## Description of the task:
Pick out each line below containing "against".

(Part of a data file)
# # # #
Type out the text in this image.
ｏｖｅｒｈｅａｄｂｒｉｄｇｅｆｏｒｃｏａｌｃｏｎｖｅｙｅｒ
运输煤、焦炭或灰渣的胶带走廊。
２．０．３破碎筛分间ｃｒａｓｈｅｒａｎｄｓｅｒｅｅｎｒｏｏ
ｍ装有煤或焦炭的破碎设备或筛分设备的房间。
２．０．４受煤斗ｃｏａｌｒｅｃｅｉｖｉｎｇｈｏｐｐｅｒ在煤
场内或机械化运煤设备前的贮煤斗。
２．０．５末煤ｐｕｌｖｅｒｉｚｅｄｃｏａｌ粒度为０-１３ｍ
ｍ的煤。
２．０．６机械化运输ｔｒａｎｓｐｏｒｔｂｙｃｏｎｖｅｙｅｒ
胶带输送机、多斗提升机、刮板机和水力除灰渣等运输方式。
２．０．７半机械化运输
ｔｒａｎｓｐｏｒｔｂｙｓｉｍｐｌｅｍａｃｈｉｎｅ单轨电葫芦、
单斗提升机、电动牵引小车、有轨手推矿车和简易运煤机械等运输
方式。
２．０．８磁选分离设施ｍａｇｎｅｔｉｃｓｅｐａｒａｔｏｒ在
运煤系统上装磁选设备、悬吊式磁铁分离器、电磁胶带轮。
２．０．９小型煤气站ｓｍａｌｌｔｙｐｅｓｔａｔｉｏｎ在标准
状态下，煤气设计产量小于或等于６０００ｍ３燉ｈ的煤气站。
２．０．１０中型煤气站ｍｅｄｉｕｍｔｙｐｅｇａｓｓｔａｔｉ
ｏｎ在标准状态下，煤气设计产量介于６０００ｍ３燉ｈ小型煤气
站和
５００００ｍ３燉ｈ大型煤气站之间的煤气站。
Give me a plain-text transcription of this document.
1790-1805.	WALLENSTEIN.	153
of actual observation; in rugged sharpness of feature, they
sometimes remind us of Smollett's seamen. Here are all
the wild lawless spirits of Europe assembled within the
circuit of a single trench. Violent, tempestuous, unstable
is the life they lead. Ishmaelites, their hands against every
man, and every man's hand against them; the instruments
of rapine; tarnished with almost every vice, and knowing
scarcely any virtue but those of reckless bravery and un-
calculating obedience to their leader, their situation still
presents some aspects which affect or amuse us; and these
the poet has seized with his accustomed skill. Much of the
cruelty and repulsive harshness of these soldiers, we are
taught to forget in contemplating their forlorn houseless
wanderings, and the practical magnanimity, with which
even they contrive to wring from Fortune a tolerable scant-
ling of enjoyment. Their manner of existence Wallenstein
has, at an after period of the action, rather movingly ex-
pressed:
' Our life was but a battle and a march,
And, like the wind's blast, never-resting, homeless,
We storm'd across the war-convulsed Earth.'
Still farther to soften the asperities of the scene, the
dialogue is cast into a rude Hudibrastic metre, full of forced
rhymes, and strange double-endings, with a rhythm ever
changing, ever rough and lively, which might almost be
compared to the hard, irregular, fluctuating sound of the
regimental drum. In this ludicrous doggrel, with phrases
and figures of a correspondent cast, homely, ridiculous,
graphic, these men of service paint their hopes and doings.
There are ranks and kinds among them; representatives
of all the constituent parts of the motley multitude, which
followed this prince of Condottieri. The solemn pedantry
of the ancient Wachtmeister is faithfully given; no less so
# # # #
## Answer for this exercise:
is the life they lead. Ishmaelites, their hands against every
man, and every man's hand against them; the instruments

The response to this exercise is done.